EXERCISE TASK: Repeat each entry exactly and drop the pictures.
─── GIVEN INFORMATION ───
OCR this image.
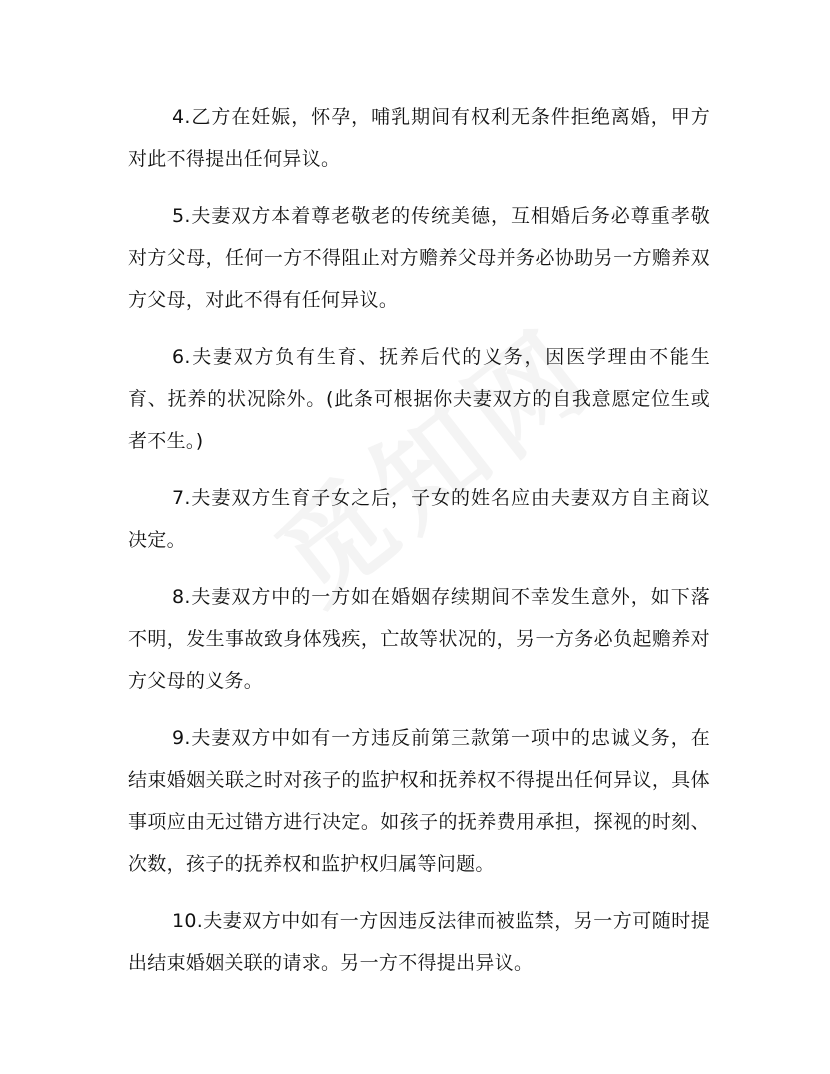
4.乙方在妊娠，怀孕，哺乳期间有权利无条件拒绝离婚，甲方对此不得提出任何异议。

5.夫妻双方本着尊老敬老的传统美德，互相婚后务必尊重孝敬对方父母，任何一方不得阻止对方赡养父母并务必协助另一方赡养双方父母，对此不得有任何异议。

6.夫妻双方负有生育、抚养后代的义务，因医学理由不能生育、抚养的状况除外。(此条可根据你夫妻双方的自我意愿定位生或者不生。)

7.夫妻双方生育子女之后，子女的姓名应由夫妻双方自主商议决定。

8.夫妻双方中的一方如在婚姻存续期间不幸发生意外，如下落不明，发生事故致身体残疾，亡故等状况的，另一方务必负起赡养对方父母的义务。

9.夫妻双方中如有一方违反前第三款第一项中的忠诚义务，在结束婚姻关联之时对孩子的监护权和抚养权不得提出任何异议，具体事项应由无过错方进行决定。如孩子的抚养费用承担，探视的时刻、次数，孩子的抚养权和监护权归属等问题。

10.夫妻双方中如有一方因违反法律而被监禁，另一方可随时提出结束婚姻关联的请求。另一方不得提出异议。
───
ANSWER TO THE PROBLEM:
OCR this image.
4.乙方在妊娠，怀孕，哺乳期间有权利无条件拒绝离婚，甲方对此不得提出任何异议。

5.夫妻双方本着尊老敬老的传统美德，互相婚后务必尊重孝敬对方父母，任何一方不得阻止对方赡养父母并务必协助另一方赡养双方父母，对此不得有任何异议。

6.夫妻双方负有生育、抚养后代的义务，因医学理由不能生育、抚养的状况除外。(此条可根据你夫妻双方的自我意愿定位生或者不生。)

7.夫妻双方生育子女之后，子女的姓名应由夫妻双方自主商议决定。

8.夫妻双方中的一方如在婚姻存续期间不幸发生意外，如下落不明，发生事故致身体残疾，亡故等状况的，另一方务必负起赡养对方父母的义务。

9.夫妻双方中如有一方违反前第三款第一项中的忠诚义务，在结束婚姻关联之时对孩子的监护权和抚养权不得提出任何异议，具体事项应由无过错方进行决定。如孩子的抚养费用承担，探视的时刻、次数，孩子的抚养权和监护权归属等问题。

10.夫妻双方中如有一方因违反法律而被监禁，另一方可随时提出结束婚姻关联的请求。另一方不得提出异议。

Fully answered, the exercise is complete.